Records from a data source:
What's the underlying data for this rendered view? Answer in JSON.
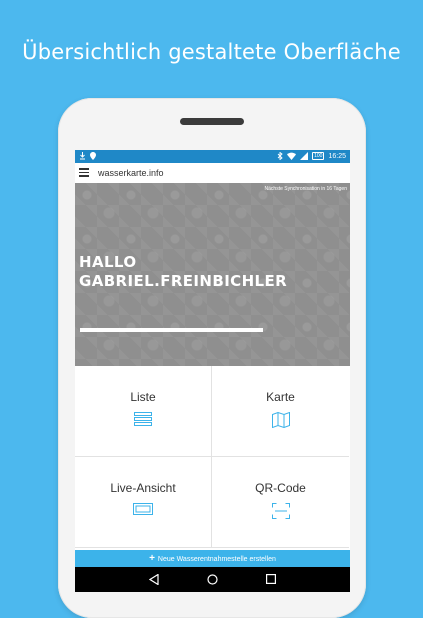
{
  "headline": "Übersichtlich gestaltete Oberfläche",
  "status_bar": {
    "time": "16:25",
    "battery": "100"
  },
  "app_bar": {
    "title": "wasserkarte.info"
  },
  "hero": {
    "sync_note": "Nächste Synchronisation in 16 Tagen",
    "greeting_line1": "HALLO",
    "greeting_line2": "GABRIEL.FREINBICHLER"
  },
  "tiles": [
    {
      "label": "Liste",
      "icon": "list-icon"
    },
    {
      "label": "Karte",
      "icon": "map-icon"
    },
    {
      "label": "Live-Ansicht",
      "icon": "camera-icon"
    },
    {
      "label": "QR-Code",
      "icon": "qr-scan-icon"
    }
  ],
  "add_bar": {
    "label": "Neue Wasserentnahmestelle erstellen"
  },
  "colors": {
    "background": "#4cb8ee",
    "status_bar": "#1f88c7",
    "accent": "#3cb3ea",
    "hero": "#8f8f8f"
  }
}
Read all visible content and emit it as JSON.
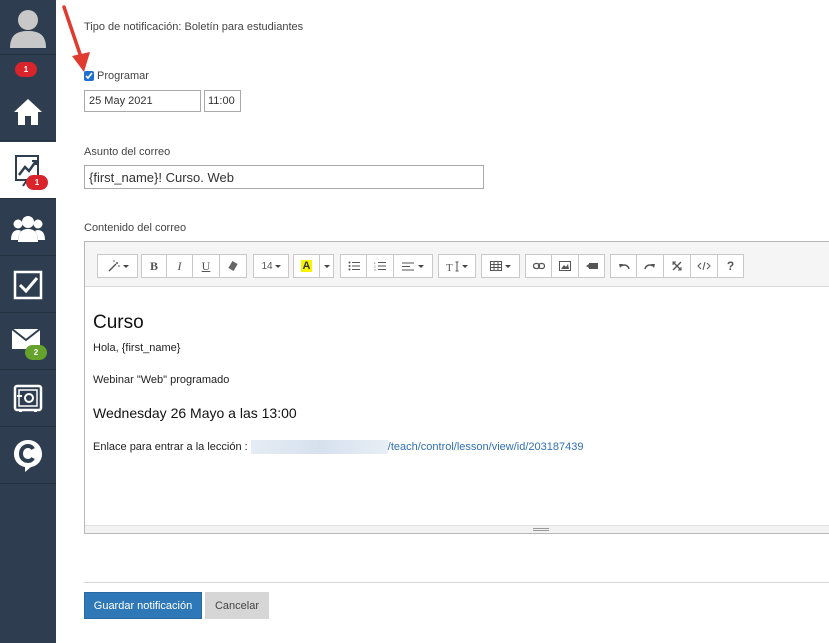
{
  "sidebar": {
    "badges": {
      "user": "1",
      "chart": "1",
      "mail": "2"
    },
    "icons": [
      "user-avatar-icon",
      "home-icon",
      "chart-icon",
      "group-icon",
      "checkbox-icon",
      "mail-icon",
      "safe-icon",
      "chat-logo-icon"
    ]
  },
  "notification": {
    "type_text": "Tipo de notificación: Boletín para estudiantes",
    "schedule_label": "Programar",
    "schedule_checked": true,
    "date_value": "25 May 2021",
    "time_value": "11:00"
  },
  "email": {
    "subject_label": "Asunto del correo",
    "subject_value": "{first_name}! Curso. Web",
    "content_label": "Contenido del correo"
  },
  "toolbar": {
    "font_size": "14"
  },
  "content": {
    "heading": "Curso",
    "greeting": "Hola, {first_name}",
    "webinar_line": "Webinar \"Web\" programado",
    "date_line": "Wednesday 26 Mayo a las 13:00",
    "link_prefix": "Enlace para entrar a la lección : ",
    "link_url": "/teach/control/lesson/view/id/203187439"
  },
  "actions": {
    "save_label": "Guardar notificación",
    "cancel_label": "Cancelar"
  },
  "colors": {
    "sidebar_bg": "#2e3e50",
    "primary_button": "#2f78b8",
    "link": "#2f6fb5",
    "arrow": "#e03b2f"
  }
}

Directive:
The word "view" appears in how many lines of the records? Give the number only.

Correct output:
2